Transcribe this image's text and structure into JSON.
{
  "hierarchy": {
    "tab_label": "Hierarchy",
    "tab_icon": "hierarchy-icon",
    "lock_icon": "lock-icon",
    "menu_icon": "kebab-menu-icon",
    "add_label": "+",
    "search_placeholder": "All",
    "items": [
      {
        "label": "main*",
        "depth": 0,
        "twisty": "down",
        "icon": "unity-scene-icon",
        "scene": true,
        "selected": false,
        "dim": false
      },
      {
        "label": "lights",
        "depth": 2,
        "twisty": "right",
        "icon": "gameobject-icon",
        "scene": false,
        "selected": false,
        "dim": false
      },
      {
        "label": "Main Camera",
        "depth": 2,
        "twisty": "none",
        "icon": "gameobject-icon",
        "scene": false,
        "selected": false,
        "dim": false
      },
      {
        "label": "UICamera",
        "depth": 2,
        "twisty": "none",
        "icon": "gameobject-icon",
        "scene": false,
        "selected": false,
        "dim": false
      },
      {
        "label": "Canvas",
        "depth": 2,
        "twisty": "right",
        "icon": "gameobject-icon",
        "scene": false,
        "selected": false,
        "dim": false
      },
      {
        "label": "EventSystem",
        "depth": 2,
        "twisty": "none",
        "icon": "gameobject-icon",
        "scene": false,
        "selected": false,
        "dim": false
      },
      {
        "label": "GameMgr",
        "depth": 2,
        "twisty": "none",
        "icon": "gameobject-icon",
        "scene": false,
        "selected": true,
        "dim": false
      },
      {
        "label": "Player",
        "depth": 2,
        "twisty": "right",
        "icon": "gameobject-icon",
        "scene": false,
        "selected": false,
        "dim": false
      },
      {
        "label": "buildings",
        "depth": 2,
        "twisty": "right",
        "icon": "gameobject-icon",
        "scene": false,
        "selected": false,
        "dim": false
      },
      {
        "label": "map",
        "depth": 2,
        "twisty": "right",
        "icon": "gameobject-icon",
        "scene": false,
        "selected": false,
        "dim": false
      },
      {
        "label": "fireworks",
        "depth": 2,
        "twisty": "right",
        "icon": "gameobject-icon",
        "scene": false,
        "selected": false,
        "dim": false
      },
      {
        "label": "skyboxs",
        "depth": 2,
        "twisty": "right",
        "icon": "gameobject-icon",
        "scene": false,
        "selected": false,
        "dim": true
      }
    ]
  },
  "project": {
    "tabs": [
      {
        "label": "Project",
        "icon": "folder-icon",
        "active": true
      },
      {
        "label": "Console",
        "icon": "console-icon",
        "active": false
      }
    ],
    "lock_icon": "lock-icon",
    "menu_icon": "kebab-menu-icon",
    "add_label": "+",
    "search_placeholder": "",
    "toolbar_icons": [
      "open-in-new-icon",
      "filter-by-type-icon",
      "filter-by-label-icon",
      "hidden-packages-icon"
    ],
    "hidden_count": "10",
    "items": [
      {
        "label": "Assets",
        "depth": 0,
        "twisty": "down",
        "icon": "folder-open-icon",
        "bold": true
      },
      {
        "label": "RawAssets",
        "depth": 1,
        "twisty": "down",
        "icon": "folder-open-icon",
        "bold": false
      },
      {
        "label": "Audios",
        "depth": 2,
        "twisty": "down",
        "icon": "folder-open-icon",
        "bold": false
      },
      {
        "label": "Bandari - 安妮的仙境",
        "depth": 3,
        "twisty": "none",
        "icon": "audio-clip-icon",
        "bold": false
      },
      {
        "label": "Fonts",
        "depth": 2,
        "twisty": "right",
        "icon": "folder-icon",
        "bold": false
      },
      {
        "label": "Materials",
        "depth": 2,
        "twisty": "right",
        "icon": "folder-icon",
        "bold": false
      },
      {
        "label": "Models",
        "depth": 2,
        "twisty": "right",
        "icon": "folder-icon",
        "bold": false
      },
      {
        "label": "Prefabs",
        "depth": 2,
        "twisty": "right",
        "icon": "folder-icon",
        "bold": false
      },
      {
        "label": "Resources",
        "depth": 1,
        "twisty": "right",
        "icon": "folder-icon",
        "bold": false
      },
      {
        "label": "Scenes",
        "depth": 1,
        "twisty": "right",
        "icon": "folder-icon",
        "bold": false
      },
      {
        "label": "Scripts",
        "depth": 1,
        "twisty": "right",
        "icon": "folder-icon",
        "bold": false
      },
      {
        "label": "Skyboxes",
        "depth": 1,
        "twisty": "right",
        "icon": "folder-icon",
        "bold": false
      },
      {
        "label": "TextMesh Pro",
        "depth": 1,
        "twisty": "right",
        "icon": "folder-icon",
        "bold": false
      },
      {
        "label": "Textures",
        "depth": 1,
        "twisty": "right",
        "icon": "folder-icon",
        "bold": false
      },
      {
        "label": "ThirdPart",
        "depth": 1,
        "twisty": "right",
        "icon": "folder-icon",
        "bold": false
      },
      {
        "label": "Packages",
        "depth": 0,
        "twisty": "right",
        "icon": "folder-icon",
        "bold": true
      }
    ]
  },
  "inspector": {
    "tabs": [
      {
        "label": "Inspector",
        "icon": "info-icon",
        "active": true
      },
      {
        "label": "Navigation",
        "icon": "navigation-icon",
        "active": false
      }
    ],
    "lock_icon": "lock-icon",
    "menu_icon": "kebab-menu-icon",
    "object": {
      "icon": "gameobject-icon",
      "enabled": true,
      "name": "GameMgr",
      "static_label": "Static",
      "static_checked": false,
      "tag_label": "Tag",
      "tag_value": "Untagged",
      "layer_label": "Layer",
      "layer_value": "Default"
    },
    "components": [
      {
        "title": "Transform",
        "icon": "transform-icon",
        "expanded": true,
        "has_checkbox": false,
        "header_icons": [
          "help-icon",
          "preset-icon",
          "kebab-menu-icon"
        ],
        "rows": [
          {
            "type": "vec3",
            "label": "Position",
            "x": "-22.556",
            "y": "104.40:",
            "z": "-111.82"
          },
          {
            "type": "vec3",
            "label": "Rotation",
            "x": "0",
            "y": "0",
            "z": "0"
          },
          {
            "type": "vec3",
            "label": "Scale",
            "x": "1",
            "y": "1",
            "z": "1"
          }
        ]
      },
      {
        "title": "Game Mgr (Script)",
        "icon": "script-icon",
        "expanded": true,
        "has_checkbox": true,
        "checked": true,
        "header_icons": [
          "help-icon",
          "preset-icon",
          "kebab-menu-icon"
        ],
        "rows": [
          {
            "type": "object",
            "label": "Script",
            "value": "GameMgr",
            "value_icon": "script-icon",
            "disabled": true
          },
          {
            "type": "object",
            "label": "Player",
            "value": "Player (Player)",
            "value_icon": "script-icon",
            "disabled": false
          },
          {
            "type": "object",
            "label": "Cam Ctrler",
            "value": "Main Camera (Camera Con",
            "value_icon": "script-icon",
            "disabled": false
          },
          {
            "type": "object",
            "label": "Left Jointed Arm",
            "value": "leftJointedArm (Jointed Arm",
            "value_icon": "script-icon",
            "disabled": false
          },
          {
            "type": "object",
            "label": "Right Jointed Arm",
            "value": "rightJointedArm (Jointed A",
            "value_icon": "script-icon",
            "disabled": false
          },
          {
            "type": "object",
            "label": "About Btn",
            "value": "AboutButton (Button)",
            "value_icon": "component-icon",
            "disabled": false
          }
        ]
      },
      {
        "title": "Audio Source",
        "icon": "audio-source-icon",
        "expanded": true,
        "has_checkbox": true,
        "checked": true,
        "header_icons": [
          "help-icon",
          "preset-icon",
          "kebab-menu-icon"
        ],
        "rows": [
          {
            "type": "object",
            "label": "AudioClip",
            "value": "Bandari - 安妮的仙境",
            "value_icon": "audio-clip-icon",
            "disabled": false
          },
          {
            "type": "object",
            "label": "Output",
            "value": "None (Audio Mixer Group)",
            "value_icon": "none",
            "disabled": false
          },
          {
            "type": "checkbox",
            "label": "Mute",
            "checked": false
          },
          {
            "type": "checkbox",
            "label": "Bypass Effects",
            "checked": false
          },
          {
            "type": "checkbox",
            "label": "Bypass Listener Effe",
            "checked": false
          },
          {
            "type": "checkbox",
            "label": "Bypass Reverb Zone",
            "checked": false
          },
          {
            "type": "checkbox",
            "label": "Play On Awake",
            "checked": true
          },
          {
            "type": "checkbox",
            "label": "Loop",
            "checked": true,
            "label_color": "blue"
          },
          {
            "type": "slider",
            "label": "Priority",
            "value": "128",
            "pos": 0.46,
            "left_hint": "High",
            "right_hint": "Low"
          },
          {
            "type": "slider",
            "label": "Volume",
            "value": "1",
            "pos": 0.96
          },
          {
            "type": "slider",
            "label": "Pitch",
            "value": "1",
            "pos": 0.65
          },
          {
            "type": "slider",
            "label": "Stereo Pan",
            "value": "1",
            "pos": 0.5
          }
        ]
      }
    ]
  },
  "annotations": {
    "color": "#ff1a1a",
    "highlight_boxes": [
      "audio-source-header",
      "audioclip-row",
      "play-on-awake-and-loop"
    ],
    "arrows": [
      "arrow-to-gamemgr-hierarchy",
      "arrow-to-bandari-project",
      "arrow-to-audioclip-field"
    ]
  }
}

• [Exercise details]:
What is the number of lines in the data holding the word "Bypass"? Reply with that number only.

• [Expected answer]:
3